- _What to do_
Pull out every line below containing the word "美妆和个人护理".

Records
•••

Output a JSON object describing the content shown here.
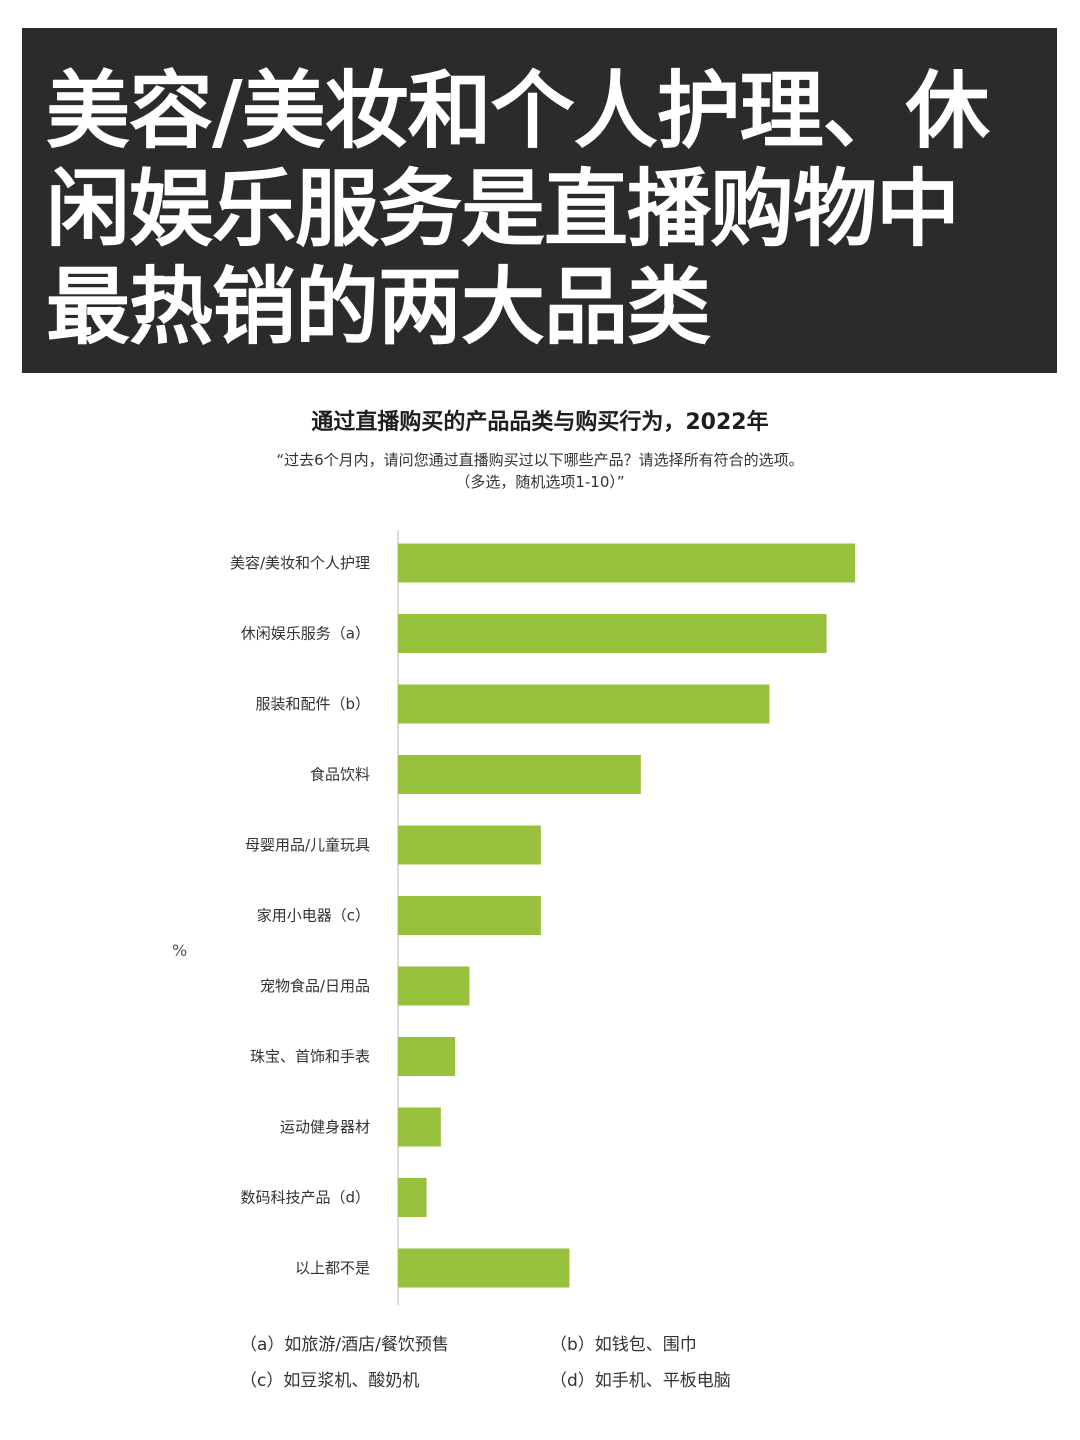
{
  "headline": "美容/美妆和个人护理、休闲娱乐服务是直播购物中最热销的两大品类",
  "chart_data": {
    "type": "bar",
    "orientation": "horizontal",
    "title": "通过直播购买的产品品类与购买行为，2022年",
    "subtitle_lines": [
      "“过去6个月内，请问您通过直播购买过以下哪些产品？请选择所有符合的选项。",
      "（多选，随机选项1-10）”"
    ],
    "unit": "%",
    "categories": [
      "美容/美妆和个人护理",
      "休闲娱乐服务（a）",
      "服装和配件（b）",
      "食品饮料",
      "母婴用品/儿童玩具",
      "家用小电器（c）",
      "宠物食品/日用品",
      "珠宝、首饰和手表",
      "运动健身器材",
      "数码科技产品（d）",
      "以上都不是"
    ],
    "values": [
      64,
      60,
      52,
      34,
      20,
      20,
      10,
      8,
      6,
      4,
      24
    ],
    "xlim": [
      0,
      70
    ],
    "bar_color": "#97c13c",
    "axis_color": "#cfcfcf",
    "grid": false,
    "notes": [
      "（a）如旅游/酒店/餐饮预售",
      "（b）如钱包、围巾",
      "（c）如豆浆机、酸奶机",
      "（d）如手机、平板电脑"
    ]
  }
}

•••

- _Exercise solution_
  "headline": "美容/美妆和个人护理、休闲娱乐服务是直播购物中最热销的两大品类",
      "美容/美妆和个人护理",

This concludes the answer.